-- CHECK YOUR UNDERSTANDING --
**A.** From the passage on Critical Illness cover for heart attack, copy the part that opens with the words containing "On the other" and closes with "follow acute ischaemic events.".
**B.** Using the passage on Critical Illness cover for heart attack, answer these:
(i) What do tiered products use their defined levels of severity to determine?
(ii) To whom were Critical Illness products developed to provide financial support?
(iii) What has reduced the incidence of cardiovascular disease for many years?
**C.** Go on with the passage on Critical Illness cover for heart attack from its last sentence.

-- SUPPLIED TEXT --

============

A number of potential problems arise when providing Critical Illness cover for heart attack. Many of the older definitions require the presence of criteria that may not be measured or recorded during the rapid triage of patients with chest pain. Strict adherence to these criteria may result in valid claims being declined, to the disadvantage of the client and potential reputational damage to the insurance company.

On the other hand, Critical Illness products were developed to provide financial support to people who suffer serious and usually life-threatening disease with resultant long-term impairment. At the time the products first appeared, most MIs would have fallen into this category, but with increased sensitivity of biomarkers and imaging, and the availability of rapid interventions, often little or no clinical consequences follow acute ischaemic events.

Tiered products are used in some markets to avoid inappropriately high payouts for heart attacks with minimal or no resultant impairment. Different levels of severity are defined, which often include the requirement for impaired ventricular ejection fraction or regional wall abnormality. These levels are used to determine percentage payouts.

Improved outcomes

Clinical practice has changed and clinical heart attack definitions have also evolved to include very minor myocardial damage. The ideal management of a heart attack is prevention, and for many years primary prevention initiatives have reduced the incidence of cardiovascular disease.

============

-- INFORMATION SUPPLIED --
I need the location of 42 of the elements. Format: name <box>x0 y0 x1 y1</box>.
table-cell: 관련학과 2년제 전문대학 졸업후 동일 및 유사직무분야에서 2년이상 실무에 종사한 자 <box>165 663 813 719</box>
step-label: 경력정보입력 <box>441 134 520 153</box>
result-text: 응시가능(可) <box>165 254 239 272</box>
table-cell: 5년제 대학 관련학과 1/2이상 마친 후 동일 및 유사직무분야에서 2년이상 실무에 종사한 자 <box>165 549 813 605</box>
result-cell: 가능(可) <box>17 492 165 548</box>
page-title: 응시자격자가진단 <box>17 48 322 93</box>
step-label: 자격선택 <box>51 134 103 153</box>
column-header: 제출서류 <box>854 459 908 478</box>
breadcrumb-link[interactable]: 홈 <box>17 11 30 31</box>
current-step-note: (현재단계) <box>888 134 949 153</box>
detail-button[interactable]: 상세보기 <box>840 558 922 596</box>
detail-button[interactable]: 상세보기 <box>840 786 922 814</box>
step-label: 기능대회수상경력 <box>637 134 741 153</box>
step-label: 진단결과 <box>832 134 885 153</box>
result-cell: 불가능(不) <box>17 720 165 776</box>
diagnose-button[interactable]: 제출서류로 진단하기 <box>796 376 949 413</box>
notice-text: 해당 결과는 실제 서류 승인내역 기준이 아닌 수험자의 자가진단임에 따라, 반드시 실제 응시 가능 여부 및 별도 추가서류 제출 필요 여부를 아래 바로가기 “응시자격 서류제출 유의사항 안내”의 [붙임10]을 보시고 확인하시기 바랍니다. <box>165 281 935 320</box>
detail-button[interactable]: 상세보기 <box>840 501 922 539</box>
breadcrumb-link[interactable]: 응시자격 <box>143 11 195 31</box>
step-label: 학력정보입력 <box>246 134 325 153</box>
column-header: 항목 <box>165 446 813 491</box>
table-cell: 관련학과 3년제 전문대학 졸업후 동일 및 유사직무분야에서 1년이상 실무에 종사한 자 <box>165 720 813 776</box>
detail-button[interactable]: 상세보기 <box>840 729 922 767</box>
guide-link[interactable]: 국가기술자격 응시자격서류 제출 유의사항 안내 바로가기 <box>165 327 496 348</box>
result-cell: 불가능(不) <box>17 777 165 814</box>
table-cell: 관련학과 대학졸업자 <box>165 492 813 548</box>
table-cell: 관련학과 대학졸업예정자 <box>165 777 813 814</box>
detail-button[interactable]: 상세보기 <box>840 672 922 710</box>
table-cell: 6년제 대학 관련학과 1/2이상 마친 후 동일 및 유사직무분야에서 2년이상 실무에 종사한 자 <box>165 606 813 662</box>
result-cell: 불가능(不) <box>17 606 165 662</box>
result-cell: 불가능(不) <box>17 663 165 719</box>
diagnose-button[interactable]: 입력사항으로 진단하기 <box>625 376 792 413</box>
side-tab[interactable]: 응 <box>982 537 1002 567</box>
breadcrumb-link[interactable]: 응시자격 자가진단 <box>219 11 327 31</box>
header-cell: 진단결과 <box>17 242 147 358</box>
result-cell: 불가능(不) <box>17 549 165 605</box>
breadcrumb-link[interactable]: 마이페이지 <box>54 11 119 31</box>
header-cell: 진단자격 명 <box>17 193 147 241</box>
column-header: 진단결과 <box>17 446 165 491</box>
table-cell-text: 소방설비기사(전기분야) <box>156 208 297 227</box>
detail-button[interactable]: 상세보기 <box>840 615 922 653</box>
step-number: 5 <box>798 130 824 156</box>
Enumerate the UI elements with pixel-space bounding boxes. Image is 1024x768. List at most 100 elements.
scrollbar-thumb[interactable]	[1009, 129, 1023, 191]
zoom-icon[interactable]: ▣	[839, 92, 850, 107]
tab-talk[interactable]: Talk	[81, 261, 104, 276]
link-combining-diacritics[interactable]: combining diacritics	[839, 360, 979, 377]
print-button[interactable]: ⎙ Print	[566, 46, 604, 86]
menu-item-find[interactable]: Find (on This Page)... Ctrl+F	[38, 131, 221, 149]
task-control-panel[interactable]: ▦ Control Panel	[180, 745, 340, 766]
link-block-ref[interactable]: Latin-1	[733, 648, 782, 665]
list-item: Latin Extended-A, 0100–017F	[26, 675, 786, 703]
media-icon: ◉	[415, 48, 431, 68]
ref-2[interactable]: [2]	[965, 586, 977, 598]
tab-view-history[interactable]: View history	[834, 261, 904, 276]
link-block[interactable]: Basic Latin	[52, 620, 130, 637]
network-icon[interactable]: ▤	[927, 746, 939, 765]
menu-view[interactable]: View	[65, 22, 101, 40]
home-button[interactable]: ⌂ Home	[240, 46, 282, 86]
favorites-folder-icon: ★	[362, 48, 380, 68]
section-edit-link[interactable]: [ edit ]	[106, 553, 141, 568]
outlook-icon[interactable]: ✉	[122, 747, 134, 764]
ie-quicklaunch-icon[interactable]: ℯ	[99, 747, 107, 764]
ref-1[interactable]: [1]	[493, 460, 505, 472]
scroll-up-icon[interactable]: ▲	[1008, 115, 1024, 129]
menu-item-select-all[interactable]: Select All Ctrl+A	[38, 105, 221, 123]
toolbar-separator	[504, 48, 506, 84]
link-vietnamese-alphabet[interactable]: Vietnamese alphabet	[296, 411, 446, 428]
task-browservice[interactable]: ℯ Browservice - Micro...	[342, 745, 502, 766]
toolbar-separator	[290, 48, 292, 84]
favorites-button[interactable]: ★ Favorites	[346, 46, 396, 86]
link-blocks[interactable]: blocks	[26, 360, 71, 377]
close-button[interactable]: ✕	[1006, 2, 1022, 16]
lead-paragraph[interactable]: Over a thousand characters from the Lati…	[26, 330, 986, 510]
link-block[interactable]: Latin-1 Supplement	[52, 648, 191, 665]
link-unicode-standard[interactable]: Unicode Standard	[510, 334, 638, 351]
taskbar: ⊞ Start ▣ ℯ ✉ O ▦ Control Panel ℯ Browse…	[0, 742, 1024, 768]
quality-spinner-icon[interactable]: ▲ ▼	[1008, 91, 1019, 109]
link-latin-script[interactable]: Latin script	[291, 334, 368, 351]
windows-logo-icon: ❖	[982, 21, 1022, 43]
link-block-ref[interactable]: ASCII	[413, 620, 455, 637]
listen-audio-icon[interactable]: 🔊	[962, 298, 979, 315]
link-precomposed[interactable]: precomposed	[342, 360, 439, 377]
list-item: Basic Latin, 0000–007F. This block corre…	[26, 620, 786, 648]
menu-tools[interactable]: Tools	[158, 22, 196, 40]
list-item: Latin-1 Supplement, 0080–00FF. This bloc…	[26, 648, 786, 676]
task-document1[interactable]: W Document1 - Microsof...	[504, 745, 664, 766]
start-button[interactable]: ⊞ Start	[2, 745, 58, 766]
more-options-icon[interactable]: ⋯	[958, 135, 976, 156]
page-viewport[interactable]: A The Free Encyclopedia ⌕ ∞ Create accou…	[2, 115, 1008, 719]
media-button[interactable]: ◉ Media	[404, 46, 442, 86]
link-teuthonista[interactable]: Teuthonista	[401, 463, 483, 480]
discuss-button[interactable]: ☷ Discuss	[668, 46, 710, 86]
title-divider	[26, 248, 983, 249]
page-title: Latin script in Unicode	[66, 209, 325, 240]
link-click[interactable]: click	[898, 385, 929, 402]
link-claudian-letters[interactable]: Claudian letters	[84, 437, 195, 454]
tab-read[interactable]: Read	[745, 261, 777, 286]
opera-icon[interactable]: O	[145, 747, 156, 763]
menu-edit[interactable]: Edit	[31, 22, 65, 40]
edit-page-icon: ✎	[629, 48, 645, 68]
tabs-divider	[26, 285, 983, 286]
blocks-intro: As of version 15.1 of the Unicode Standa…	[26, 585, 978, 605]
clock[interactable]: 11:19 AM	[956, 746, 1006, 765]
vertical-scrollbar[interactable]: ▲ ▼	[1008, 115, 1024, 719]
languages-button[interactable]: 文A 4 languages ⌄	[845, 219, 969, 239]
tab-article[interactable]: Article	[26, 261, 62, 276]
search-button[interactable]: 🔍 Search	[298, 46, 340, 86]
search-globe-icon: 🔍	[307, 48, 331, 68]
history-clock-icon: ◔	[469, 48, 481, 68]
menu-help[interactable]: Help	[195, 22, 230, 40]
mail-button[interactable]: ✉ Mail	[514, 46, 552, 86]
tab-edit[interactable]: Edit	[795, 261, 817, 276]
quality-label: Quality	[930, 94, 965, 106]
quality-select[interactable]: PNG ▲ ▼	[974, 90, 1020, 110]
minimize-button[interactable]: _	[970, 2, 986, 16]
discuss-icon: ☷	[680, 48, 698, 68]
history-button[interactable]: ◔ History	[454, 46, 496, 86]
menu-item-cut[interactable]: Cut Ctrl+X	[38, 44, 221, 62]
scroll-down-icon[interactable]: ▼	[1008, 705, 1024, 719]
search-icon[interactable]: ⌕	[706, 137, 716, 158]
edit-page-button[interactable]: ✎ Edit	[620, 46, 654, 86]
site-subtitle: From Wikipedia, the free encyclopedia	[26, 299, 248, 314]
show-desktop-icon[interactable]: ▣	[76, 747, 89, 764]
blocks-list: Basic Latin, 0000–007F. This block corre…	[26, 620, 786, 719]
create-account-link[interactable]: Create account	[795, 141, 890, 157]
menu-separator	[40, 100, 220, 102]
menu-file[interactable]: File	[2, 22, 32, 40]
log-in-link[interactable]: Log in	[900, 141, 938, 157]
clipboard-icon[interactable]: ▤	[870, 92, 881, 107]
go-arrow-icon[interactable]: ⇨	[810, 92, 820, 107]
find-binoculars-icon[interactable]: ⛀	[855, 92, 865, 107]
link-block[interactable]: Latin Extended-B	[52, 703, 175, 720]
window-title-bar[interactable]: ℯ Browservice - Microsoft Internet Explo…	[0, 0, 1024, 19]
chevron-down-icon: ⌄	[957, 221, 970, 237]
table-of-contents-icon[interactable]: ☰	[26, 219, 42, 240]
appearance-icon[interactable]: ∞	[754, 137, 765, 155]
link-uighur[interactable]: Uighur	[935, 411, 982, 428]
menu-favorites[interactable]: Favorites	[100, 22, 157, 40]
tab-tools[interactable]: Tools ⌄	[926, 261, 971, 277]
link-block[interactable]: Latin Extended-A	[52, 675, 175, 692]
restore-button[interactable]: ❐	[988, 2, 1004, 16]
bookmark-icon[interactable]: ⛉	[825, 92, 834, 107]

============

-- TASK-BY-TASK ANSWERS --
**A.**
On the other hand, Critical Illness products were developed to provide financial support to people who suffer serious and usually life-threatening disease with resultant long-term impairment. At the time the products first appeared, most MIs would have fallen into this category, but with increased sensitivity of biomarkers and imaging, and the availability of rapid interventions, often little or no clinical consequences follow acute ischaemic events.

**B.**
(i) Percentage payouts.
(ii) People who suffer serious and usually life-threatening disease with resultant long-term impairment.
(iii) Primary prevention initiatives.

**C.**
At the same time, improvements in the early assessment and management of heart attack have dramatically improved outcomes for those patients who reach hospital. Commonly, timely intervention limits or eliminates significant myocardial damage. Critical Illness definitions and claims assessments do need to adapt to these clinical changes for valid claims to be admitted. At the same time, claim exposure to minor ischaemic events needs to be controlled if cover is to remain affordable.

  1. Thygesen, K., et al., Universal Definition of Myocardial Infarction. Circulation, 2007. 116 (22): p. 2634 - 2653.
  2. Shah, A. S. V., et al., High-sensitivity troponin in the evaluation of patients with suspected acute coronary syndrome: a stepped-wedge, cluster-randomised controlled trial. The Lancet, 2018. 392 (10151): p. 919 - 928.